-- start Dataset extract --

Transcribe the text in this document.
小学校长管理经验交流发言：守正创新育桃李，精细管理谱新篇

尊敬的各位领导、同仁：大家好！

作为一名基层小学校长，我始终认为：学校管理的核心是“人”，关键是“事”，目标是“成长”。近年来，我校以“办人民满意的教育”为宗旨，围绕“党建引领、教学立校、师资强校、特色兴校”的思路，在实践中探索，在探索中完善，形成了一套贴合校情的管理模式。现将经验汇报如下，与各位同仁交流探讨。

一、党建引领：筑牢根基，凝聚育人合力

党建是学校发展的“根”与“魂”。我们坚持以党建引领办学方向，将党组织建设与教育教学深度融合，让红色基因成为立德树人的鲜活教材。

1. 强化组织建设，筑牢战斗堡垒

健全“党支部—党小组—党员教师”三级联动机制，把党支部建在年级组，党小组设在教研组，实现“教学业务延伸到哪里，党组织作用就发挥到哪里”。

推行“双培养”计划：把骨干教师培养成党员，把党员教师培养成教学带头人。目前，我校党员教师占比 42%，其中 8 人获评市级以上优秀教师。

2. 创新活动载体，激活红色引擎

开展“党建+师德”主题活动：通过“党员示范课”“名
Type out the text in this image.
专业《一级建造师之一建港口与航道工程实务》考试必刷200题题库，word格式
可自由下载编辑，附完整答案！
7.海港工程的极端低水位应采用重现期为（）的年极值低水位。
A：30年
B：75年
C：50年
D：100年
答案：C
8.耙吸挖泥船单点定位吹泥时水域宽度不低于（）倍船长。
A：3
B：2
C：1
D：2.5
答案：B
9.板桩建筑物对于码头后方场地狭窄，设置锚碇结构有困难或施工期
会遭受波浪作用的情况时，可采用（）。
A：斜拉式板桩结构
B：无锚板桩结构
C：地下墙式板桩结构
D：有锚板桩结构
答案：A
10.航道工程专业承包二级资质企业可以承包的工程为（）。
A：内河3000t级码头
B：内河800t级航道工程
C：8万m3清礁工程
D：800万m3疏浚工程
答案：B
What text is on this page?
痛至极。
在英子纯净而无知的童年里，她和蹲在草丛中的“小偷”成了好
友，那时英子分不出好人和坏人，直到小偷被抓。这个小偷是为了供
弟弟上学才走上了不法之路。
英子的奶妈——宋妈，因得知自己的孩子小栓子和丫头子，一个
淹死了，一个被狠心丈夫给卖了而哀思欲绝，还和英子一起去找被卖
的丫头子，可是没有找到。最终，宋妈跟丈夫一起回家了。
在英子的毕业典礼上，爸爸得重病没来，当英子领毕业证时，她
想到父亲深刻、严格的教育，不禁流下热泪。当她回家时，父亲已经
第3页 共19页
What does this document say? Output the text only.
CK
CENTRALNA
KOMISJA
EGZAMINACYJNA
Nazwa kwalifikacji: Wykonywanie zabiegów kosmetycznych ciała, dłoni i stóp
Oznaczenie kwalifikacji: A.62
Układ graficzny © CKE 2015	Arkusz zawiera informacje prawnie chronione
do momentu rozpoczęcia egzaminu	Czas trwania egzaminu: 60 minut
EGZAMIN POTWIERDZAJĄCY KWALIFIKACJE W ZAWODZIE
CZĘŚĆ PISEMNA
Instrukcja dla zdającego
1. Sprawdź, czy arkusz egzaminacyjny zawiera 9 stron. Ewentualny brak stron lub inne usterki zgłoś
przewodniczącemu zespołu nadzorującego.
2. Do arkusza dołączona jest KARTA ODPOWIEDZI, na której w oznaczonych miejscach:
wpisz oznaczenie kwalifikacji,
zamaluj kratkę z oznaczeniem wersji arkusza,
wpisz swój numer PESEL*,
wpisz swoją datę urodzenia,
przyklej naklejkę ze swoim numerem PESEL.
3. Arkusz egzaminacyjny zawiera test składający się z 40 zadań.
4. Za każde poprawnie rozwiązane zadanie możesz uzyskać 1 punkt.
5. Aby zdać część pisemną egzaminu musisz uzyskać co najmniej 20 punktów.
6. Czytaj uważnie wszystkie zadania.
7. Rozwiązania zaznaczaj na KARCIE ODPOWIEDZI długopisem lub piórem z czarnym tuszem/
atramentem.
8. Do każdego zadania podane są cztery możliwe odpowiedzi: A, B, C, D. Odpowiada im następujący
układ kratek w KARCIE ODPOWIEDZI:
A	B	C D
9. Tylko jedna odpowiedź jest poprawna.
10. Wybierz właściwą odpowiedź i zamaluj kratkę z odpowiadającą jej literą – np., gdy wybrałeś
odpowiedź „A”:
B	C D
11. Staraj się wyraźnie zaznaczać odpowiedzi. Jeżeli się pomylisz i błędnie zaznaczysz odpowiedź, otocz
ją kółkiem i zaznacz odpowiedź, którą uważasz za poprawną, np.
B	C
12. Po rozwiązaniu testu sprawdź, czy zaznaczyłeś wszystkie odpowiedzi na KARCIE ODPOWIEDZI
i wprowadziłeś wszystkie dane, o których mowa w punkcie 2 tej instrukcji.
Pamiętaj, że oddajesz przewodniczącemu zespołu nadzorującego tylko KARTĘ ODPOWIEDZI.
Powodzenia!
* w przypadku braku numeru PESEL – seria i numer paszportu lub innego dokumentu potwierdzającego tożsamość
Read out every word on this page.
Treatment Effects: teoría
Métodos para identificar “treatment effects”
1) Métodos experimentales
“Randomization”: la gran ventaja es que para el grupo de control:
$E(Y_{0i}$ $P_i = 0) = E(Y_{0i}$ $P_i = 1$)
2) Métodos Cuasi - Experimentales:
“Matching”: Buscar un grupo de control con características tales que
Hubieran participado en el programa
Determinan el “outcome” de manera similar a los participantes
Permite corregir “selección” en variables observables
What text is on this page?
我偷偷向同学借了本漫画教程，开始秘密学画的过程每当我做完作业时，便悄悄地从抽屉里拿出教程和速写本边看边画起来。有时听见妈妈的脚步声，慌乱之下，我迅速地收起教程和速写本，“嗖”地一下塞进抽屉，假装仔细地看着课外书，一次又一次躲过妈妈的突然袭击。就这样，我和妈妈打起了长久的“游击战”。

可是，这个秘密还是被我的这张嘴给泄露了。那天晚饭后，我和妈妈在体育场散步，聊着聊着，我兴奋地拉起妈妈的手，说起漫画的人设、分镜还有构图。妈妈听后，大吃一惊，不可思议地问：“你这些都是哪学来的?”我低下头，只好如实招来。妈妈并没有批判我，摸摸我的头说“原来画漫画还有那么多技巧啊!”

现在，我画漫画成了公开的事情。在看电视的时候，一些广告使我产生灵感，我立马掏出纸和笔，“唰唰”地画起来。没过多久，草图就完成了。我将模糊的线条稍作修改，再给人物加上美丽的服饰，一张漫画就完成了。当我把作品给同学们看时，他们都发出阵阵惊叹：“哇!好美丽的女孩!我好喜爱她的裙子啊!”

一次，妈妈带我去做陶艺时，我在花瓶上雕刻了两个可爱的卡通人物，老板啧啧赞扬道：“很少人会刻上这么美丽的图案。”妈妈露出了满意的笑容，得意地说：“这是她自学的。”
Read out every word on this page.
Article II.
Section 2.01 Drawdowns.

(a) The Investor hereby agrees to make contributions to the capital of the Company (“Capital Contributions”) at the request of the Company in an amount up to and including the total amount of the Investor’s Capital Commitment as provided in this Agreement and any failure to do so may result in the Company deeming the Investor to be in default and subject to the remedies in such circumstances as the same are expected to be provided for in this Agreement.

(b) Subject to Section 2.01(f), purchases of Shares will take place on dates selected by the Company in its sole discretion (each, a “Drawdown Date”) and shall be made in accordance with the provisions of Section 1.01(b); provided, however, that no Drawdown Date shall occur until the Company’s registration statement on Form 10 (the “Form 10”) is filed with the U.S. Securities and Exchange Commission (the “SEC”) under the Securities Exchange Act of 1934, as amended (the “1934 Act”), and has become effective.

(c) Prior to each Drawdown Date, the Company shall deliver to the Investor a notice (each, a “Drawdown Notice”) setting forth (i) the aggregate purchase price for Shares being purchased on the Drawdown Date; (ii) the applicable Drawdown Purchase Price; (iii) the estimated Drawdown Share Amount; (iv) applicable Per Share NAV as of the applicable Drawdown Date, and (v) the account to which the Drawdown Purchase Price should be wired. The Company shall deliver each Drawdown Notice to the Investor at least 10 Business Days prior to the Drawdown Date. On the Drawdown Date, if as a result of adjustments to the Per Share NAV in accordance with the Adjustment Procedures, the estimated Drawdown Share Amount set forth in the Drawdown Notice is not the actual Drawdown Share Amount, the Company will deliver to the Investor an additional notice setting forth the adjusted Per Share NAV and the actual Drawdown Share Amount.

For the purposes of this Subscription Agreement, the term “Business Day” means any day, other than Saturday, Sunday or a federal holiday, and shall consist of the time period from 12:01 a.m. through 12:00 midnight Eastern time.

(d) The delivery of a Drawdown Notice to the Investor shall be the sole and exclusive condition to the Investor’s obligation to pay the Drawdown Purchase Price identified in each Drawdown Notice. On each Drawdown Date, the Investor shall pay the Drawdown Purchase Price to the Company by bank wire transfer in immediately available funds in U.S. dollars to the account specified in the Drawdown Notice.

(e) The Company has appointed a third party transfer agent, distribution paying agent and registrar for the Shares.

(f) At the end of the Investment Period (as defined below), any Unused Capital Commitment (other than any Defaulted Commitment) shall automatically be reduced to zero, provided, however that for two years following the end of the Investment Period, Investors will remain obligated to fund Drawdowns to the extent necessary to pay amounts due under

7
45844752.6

-- end Dataset extract --

### Aim of the exercise
Looking at the records above, count the lines where the word "Drawdowns" appears. State only the number.

### Solution for this task
2